[Stored entries]
○ ○ ○ ○ ○

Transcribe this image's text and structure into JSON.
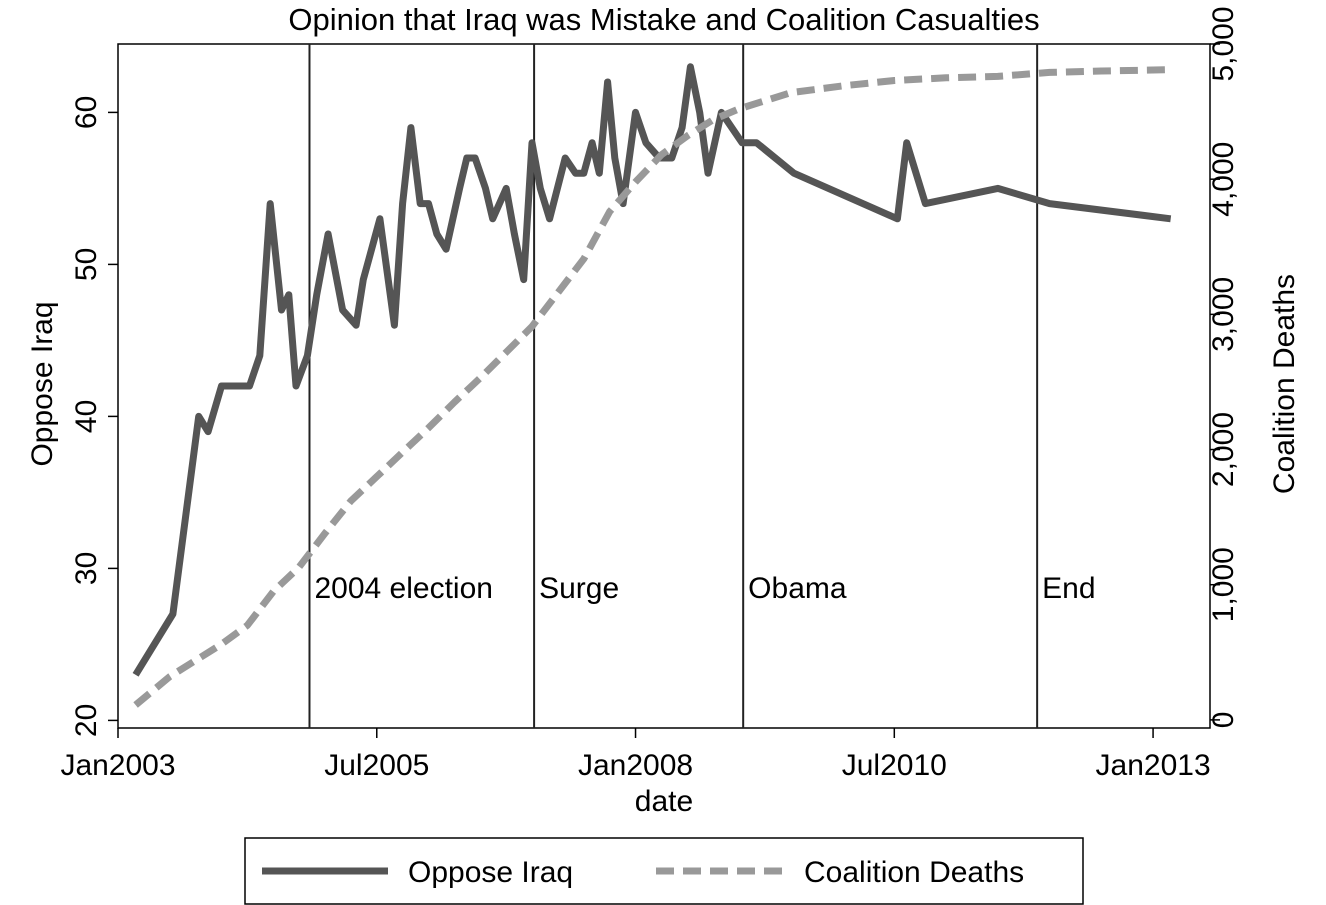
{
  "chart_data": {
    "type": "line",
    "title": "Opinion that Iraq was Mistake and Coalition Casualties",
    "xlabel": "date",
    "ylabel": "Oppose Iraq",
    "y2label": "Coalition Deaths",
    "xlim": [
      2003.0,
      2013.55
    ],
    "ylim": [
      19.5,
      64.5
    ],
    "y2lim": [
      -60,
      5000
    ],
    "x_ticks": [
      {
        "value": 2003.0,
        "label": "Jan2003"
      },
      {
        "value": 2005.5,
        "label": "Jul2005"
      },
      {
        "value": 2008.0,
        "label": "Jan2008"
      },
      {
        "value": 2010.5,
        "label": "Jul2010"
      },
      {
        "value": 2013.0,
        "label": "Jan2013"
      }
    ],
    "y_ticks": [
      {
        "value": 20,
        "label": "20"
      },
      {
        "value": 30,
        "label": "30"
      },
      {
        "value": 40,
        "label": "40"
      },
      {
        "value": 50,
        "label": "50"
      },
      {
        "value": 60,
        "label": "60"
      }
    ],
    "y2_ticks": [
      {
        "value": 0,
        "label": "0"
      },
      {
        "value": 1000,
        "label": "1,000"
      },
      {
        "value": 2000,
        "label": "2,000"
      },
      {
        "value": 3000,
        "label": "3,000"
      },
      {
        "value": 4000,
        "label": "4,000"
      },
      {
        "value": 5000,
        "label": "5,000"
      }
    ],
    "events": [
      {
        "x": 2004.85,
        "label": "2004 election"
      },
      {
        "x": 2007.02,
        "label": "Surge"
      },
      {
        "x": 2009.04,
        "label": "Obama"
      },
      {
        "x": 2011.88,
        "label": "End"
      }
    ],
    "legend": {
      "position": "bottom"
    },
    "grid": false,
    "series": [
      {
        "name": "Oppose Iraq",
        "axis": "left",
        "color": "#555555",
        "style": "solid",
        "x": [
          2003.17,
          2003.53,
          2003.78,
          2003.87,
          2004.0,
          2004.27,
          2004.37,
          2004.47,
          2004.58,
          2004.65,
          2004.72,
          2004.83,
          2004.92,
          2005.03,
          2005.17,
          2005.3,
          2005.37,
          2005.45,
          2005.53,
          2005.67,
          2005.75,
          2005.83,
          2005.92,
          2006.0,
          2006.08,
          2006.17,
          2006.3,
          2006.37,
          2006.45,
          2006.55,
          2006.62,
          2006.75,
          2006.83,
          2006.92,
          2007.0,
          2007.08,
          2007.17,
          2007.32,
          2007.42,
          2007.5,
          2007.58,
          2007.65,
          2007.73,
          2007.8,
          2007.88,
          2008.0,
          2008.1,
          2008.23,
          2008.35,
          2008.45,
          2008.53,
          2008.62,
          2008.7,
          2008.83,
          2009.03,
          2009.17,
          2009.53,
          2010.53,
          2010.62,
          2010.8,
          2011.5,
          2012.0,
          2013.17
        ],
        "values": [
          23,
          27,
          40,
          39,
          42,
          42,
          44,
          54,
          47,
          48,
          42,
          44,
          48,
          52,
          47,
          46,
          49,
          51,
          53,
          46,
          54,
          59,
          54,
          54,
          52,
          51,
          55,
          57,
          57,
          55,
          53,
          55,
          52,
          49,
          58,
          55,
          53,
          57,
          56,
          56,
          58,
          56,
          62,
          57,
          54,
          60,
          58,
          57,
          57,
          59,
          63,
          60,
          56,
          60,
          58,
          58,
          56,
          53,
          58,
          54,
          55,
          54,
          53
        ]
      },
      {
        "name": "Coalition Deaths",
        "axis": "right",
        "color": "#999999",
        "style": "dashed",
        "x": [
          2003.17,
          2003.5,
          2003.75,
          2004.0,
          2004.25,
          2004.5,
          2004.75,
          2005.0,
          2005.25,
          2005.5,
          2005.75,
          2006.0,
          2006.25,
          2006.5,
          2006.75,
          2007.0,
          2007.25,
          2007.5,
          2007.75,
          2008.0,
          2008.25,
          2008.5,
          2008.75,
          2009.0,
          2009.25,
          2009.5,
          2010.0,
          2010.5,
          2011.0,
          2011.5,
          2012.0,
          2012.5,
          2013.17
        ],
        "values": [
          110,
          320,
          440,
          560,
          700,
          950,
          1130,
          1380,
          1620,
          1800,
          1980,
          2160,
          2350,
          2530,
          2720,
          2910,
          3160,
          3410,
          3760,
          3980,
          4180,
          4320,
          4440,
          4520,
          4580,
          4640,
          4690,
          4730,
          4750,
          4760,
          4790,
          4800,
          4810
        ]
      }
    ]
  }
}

○ ○ ○ ○ ○

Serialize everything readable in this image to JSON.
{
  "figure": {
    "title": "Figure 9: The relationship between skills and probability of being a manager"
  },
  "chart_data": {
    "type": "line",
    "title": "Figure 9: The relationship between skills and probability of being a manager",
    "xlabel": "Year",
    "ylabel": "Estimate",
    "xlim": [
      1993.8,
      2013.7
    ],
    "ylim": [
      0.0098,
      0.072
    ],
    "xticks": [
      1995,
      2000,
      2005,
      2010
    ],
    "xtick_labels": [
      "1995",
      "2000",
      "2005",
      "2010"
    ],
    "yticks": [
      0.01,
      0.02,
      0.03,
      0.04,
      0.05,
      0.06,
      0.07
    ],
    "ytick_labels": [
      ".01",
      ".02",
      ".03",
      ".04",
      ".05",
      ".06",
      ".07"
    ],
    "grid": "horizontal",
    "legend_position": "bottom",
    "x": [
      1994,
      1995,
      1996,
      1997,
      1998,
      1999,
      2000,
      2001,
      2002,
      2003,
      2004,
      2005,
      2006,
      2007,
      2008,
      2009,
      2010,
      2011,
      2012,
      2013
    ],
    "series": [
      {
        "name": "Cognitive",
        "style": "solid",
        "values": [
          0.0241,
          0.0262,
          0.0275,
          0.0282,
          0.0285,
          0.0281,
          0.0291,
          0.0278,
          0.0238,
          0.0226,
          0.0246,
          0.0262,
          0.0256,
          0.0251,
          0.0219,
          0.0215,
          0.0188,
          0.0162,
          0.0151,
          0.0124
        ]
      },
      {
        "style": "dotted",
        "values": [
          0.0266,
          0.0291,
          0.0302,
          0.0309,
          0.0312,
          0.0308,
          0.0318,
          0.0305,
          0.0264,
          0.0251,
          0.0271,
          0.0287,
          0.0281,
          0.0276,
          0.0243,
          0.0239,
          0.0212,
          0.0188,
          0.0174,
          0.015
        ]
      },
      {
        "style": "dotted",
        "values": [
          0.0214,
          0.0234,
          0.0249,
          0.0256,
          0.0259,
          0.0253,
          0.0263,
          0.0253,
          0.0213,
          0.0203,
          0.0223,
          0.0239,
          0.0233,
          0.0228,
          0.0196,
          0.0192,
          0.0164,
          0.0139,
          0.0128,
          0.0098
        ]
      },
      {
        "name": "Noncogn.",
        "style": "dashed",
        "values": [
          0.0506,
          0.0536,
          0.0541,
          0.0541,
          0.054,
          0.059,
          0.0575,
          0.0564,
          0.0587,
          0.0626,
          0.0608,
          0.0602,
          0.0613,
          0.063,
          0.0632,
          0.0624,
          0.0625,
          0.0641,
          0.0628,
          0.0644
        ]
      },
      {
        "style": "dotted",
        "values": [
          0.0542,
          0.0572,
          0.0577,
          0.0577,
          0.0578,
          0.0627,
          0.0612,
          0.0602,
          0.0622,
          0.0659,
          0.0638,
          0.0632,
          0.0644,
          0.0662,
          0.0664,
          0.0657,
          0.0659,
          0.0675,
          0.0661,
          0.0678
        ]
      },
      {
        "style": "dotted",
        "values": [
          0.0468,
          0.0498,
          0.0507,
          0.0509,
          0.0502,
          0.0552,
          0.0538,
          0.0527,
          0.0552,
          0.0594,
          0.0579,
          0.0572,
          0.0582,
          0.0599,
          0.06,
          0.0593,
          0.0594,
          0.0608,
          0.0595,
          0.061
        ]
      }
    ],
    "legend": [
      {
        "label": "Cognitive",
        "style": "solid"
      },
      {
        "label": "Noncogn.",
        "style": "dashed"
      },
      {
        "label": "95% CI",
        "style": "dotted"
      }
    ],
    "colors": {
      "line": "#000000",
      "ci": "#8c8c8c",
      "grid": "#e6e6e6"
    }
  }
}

○ ○ ○ ○ ○

### [Task prompt]
Extract each line holding the word "Oppose" from the records.

### [Answer for this exercise]
    "ylabel": "Oppose Iraq",
        "name": "Oppose Iraq",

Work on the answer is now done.